Перепишите слово в слово фрагмент исходного текста от «Для контрастного сравнения» до «Ходасевич и др.).» включительно.

» **Исходный текст**:

┄┄┄┄┄┄┄┄┄┄

Для контрастного сравнения приведем запись писателя Андрея Соболя от 13 января 1926 года: "…пустота, ощущение, что нет воздуха, что нависла какая-то глыба. Еще никогда в нашем писательском кругу не было такого гнетущего настроения - настроения опустошенности, стеклянного колпака. "…· Сникли и посерели все".
Легкодумность "богемника" Рождественского очевидна (о его слезливой сентиментальности говорили и писали Николай Гумилев, Владислав Ходасевич и др.).
Среди его молодых приятелей - Павел Лукницкий и Вольф Эрлих (опять та же компания), - с ними он любил путешествовать, погостить в Коктебеле у Максимилиана Волошина. Увлекался театром, живописью и графикой; за неизвестные нам заслуги бесплатно учился на Государственных курсах при Институте истории искусств (пл. Воровского, 5, напротив "Англетера"). Хорошо знал художника-авангардиста Павла Мансурова. Последний упоминает Рождественского (ученика Малевича), равнодушно воспринявшего беду в "Англетере" ("…этот товарищ ваш, пьяница, поэт, умер, во всех трамваях объявления…").
Еще несколько штрихов к портрету Рождественского. Современники старшего поколения рисуют его чаще с неприязнью. Литератор Леонид Ильич Борисов (С.Б. Шерн) в неопубликованном письме (30.12.1956) к своему собрату по перу Владимиру Викторовичу Смиренскому откровенничал: "Однотомник В. А. Рождественского меня разочаровал. Редактором сей пиит связан не был - связала его собственная трусость. Вы, конечно, знаете Всеволода Александровича - интеллигентик и тихая молитва в розовом парфюмерном идеале (с притертой пробкой). Я с ним частенько лаюсь по великой моей невоспитанности и прямоте". Рождественский платил Борисову той же монетой: "…добрый и беспутный малый, петербургский уличный гуляка…"
Насколько был непрост Рождественский, писал и говорил литературовед В. А. Мануйлов, отказавшийся присутствовать на похоронах бывшего старшего друга. Не красят Всеволода Александровича и некоторые его поступки в отношениях с близкими родственниками. Он вел себя трусливо в пору репрессий приятеля, поэта Владимира Владимировича Луизова… Это все, так сказать, "домашние" проблемы.

┄┄┄┄┄┄┄┄┄┄

» **Приведённые данные**:

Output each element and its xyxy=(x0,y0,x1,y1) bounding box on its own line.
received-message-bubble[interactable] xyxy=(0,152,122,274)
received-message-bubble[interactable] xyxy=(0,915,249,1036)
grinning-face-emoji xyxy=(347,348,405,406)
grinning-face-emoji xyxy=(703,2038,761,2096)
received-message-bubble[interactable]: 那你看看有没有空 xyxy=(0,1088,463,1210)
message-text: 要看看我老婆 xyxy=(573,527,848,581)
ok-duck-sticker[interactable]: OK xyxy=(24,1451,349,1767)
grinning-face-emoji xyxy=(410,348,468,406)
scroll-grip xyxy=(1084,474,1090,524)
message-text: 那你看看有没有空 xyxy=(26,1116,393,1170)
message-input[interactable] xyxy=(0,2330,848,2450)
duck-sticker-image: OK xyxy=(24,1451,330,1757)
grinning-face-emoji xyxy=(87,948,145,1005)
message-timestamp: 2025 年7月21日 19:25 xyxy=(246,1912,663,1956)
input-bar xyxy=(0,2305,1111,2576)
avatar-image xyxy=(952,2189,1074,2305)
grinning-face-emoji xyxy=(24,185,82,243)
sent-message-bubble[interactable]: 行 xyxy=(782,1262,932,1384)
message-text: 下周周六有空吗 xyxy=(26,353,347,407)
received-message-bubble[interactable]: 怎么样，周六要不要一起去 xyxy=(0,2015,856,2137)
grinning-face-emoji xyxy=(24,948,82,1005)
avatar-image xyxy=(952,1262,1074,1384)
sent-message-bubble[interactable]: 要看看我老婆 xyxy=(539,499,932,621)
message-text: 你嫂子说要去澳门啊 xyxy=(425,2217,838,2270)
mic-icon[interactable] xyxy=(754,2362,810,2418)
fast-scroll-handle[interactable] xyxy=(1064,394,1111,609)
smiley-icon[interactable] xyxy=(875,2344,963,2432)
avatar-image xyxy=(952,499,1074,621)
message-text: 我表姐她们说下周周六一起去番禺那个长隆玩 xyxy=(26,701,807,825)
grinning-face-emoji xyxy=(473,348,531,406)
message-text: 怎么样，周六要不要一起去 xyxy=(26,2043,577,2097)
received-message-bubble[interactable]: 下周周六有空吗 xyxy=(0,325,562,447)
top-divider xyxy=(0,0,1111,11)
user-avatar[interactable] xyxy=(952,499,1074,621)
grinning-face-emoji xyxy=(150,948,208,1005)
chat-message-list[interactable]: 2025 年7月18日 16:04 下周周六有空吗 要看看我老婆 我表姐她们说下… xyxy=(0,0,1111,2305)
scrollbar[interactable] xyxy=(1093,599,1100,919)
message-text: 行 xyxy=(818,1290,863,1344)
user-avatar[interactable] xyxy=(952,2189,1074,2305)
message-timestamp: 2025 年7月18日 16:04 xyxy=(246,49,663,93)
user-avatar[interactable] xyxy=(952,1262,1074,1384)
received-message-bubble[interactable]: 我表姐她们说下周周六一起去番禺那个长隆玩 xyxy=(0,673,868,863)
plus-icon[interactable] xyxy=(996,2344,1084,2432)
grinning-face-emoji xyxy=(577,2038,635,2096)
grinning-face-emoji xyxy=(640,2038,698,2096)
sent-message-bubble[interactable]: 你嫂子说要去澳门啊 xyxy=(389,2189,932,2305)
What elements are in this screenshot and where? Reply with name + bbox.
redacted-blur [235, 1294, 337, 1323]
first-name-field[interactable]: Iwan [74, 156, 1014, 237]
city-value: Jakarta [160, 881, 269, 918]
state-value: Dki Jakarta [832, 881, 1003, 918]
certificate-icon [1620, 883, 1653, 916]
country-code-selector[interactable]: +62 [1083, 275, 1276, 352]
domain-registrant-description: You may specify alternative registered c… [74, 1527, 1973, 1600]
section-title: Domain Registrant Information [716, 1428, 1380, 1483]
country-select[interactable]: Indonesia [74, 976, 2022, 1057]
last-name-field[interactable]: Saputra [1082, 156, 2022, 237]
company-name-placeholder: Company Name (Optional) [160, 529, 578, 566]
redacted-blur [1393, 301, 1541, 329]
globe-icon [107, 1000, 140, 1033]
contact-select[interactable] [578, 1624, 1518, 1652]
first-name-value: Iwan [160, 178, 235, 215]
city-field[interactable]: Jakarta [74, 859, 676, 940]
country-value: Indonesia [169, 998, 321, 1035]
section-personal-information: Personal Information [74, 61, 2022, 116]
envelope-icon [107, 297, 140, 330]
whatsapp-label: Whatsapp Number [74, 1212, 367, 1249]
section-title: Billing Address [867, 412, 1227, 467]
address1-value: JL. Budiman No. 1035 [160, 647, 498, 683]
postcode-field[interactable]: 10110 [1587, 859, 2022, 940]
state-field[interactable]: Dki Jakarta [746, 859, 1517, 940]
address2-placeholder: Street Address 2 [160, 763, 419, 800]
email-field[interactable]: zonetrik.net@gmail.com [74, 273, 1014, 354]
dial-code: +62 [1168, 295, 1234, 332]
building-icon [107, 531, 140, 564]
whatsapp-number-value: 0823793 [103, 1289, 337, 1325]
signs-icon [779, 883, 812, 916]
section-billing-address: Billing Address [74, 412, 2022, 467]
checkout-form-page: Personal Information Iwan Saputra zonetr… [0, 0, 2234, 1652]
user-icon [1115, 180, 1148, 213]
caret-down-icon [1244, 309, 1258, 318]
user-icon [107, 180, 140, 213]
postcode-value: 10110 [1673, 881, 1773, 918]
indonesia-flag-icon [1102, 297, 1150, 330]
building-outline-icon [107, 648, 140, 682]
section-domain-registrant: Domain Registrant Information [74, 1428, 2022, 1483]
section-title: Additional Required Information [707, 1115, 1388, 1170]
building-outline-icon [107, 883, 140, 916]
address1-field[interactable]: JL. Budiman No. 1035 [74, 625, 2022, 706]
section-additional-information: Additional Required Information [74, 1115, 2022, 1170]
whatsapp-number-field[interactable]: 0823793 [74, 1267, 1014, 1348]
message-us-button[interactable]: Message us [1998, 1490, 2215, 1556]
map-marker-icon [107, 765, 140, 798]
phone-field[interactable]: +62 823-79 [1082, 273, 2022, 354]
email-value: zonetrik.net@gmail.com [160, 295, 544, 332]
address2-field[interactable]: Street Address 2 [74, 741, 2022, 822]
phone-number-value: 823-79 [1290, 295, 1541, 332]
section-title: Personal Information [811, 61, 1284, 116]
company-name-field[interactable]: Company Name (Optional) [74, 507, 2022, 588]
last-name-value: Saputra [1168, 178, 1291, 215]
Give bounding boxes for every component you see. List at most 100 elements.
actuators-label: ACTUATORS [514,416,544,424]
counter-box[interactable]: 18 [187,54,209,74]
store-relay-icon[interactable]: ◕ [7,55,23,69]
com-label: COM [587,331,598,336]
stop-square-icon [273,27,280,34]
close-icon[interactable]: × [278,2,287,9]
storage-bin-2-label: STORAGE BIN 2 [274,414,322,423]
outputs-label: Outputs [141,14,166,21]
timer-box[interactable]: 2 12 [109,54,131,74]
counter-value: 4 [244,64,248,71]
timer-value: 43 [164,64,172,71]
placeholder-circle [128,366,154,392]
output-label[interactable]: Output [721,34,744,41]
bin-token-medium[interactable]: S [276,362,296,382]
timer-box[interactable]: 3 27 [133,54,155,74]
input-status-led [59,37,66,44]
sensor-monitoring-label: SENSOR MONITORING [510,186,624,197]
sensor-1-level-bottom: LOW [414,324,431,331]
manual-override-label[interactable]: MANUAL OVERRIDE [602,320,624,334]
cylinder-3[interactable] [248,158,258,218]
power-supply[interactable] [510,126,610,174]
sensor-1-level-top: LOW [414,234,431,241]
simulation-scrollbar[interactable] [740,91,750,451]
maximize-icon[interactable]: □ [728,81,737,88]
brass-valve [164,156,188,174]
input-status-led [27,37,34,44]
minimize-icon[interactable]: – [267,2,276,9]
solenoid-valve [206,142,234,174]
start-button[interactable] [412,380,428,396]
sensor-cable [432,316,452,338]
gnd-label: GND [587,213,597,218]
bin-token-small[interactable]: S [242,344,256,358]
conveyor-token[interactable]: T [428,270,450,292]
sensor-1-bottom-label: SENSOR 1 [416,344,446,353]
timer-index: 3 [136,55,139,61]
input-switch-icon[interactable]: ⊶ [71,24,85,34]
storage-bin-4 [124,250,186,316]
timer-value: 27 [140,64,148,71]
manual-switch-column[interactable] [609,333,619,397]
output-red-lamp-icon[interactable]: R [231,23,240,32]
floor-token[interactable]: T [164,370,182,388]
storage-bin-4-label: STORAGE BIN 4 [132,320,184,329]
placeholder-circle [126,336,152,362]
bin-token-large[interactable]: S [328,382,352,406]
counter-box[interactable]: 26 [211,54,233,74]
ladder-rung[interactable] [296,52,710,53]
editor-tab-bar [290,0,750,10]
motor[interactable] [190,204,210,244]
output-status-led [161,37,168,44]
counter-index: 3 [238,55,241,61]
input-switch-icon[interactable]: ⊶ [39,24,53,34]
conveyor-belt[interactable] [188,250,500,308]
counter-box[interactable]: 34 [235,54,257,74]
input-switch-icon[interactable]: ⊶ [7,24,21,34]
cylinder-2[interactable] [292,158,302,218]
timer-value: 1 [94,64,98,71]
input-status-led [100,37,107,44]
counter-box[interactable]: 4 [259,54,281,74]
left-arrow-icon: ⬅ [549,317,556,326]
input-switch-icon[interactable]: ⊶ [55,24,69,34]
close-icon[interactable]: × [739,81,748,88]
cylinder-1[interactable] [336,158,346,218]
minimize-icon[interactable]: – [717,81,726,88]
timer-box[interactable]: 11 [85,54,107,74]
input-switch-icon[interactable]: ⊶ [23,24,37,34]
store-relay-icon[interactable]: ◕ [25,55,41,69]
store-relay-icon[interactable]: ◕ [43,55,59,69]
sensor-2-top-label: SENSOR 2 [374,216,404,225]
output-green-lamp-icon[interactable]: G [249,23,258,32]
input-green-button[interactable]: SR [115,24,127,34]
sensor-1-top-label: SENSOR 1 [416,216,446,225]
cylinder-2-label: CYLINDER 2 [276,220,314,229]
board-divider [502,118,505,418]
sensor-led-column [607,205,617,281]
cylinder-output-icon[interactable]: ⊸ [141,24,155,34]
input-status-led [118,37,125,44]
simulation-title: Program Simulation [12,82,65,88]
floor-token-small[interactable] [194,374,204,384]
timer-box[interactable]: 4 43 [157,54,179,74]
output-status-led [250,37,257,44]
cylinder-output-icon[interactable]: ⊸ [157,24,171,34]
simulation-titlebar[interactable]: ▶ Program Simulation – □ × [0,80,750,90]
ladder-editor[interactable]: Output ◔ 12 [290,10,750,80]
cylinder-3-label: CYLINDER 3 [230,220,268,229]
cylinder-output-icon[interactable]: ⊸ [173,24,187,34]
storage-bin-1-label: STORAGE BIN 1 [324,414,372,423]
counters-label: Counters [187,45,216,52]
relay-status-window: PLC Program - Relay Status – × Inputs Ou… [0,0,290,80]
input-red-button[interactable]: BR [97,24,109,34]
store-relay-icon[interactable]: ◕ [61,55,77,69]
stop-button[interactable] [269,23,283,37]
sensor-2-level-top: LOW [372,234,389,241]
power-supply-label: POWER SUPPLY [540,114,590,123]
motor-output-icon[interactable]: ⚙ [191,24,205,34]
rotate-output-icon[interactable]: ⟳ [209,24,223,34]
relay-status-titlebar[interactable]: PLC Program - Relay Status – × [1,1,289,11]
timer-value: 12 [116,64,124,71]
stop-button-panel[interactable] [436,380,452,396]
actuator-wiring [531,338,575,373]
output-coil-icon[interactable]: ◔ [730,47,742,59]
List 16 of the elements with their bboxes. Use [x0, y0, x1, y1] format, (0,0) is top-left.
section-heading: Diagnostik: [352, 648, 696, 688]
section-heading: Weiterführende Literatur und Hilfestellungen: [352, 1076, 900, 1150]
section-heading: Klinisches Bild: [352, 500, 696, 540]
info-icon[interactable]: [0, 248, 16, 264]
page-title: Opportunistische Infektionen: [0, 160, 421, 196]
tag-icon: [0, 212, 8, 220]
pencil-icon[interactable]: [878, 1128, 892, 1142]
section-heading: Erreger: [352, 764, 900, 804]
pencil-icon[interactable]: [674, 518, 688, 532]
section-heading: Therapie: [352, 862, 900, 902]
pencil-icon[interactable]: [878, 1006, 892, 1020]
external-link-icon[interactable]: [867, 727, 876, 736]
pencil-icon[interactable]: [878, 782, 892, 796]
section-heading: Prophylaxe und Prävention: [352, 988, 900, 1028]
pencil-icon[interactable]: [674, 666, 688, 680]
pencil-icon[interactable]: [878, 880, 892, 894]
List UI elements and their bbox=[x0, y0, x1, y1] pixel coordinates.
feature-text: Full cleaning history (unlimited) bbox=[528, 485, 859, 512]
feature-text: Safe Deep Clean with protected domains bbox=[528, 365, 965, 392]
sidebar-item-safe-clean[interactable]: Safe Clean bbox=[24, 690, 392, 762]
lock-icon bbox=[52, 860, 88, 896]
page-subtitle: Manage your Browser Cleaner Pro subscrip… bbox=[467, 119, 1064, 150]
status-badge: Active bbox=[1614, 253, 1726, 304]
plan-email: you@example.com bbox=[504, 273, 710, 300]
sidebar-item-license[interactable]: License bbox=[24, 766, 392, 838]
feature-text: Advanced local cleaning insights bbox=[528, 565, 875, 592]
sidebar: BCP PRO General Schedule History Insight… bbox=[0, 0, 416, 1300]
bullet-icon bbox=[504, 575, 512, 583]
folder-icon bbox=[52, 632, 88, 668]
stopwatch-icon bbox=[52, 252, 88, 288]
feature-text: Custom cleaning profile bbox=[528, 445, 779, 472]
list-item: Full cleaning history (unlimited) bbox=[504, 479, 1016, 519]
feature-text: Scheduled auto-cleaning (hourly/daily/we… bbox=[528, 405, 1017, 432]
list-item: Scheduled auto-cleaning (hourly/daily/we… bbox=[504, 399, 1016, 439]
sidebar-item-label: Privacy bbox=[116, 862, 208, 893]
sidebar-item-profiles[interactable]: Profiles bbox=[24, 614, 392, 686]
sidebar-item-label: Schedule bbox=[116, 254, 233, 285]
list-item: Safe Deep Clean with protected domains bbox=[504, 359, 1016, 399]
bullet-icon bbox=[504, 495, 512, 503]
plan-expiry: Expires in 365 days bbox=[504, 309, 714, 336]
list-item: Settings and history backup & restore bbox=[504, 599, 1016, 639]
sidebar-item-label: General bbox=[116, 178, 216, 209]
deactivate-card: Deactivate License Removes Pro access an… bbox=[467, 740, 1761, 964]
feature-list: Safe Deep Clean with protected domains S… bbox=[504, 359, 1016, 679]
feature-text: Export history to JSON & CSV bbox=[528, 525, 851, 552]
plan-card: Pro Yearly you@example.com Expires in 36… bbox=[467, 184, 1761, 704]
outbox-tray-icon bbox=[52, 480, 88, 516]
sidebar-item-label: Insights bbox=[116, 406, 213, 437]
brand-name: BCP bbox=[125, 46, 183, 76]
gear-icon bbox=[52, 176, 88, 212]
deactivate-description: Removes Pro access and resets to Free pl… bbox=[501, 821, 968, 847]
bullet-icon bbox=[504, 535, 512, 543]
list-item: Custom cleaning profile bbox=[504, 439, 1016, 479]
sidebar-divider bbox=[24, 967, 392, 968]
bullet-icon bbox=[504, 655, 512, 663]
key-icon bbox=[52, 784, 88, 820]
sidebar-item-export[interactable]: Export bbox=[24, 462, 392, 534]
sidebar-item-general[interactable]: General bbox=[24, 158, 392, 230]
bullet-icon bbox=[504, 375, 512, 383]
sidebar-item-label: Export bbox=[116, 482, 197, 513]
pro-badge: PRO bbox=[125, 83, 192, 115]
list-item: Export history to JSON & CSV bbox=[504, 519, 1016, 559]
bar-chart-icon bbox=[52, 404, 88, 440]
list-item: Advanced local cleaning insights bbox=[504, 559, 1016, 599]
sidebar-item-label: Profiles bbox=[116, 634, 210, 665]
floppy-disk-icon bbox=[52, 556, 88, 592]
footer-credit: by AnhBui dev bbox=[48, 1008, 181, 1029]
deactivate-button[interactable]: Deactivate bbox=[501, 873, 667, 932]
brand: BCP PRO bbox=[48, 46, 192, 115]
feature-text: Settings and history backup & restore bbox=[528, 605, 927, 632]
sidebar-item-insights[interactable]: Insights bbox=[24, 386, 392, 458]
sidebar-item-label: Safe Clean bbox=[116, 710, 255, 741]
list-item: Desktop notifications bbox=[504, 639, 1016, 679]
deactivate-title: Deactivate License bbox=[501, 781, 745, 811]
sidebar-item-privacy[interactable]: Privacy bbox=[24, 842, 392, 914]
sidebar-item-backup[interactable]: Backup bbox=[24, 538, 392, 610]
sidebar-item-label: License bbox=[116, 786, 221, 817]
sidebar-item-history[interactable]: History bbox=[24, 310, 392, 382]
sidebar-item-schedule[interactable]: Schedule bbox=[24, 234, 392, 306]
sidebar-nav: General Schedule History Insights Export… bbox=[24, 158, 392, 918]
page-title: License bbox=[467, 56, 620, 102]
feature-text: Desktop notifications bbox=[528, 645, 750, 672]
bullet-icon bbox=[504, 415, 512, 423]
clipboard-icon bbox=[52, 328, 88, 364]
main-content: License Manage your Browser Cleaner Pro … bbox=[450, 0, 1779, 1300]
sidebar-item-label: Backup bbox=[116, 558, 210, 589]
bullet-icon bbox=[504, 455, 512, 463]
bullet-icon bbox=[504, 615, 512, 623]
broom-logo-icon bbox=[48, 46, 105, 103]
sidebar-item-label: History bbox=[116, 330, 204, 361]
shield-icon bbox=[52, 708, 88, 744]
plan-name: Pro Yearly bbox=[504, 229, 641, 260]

┄┄┄┄┄┄┄┄┄┄

» **Решение**:
Для контрастного сравнения приведем запись писателя Андрея Соболя от 13 января 1926 года: "…пустота, ощущение, что нет воздуха, что нависла какая-то глыба. Еще никогда в нашем писательском кругу не было такого гнетущего настроения - настроения опустошенности, стеклянного колпака. "…· Сникли и посерели все".
Легкодумность "богемника" Рождественского очевидна (о его слезливой сентиментальности говорили и писали Николай Гумилев, Владислав Ходасевич и др.).